TASK STATEMENT: Examine the entries and show every line in which the word "this" is found.

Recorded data
____

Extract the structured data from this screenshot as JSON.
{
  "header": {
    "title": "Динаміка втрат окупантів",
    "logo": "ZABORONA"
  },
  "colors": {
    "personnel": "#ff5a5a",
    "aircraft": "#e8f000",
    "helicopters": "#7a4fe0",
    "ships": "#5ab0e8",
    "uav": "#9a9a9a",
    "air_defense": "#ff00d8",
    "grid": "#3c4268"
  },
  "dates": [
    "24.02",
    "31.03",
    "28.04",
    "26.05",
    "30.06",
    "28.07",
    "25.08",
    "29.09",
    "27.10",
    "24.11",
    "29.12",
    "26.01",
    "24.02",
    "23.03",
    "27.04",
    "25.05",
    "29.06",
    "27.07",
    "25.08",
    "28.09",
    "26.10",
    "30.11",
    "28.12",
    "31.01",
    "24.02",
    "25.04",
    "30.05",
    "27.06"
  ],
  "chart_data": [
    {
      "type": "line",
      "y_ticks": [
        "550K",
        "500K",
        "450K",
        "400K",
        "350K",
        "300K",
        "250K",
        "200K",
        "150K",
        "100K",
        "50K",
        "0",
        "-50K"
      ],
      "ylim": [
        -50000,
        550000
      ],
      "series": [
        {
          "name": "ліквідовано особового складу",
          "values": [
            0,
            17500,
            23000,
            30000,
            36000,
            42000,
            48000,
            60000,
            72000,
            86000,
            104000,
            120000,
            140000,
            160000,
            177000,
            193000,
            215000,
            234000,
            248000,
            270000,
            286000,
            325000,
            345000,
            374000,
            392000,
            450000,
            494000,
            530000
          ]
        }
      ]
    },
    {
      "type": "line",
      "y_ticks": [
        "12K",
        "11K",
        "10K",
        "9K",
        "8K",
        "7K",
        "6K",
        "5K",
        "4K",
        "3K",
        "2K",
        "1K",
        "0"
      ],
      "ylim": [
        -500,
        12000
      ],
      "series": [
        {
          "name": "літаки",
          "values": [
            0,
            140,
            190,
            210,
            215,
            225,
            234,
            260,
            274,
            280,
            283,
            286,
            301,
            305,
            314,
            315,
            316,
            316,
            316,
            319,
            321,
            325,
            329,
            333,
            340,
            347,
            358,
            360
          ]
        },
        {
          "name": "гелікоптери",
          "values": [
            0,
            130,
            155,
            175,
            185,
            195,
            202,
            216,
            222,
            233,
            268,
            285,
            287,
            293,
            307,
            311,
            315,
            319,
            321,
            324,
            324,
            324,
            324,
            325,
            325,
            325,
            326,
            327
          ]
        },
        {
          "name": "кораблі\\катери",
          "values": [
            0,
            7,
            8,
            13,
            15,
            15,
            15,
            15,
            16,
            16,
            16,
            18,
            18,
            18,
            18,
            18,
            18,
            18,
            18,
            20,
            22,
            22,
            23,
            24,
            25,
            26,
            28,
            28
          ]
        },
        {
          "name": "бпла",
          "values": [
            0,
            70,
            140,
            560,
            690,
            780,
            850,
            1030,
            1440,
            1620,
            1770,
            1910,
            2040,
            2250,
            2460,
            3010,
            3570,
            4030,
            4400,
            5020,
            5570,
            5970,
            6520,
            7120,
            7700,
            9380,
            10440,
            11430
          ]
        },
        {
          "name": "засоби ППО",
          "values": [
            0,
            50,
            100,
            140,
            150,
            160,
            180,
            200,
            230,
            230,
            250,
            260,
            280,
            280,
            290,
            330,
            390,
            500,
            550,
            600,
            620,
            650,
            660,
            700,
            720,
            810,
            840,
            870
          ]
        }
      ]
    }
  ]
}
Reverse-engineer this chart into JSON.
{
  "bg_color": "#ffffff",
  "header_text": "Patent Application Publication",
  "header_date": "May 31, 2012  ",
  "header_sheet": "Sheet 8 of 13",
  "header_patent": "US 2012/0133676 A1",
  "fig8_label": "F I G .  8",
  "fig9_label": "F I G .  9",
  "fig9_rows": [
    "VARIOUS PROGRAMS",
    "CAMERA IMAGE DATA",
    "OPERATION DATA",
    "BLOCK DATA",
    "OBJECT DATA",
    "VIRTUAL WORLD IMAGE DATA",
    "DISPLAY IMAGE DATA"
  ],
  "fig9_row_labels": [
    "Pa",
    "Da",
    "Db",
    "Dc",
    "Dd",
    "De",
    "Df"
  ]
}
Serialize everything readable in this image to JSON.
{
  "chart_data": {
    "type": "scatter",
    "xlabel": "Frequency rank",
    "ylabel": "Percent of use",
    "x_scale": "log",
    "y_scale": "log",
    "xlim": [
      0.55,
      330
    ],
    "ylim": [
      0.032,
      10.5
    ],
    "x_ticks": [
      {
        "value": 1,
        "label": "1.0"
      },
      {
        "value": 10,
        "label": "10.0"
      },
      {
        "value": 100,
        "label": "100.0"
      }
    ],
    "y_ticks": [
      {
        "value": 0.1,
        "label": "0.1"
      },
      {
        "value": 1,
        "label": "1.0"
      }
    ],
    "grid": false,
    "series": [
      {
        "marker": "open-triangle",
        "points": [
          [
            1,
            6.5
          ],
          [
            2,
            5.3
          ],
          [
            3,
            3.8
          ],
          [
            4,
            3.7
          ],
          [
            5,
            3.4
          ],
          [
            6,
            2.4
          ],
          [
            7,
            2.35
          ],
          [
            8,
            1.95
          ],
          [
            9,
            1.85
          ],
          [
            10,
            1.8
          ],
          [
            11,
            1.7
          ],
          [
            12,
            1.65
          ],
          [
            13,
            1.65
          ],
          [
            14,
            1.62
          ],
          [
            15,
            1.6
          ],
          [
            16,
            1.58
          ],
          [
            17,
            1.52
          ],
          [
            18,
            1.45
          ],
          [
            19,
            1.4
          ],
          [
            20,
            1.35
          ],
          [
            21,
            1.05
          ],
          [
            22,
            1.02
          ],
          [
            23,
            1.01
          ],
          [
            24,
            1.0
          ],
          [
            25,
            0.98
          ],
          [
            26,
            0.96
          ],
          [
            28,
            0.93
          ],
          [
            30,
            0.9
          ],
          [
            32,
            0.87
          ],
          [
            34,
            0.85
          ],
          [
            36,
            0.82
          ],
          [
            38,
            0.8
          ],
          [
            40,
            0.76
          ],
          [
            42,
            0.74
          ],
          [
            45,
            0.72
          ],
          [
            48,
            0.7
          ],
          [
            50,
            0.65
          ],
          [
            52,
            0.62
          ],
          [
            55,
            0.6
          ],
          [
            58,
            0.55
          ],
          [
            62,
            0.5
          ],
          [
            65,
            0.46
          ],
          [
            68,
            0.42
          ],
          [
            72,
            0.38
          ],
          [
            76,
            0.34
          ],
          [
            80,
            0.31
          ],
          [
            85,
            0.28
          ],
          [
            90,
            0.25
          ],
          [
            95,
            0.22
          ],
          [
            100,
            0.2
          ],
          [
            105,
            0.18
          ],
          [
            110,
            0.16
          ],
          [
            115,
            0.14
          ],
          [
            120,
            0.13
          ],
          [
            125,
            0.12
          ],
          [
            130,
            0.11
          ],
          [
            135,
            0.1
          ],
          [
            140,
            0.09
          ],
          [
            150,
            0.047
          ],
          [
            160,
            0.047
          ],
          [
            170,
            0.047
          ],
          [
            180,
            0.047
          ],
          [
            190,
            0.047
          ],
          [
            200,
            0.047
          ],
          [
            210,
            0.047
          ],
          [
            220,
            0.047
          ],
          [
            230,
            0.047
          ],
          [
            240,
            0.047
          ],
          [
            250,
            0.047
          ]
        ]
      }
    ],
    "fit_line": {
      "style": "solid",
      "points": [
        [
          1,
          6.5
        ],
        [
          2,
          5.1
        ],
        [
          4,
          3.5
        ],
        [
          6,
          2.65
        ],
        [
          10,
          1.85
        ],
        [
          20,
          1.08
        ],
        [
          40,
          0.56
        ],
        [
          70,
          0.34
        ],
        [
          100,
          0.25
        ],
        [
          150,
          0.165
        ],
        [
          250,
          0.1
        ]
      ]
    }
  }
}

____

CORRECT RESULT:
Extract the structured data from this screenshot as JSON.
Reverse-engineer this chart into JSON.
Serialize everything readable in this image to JSON.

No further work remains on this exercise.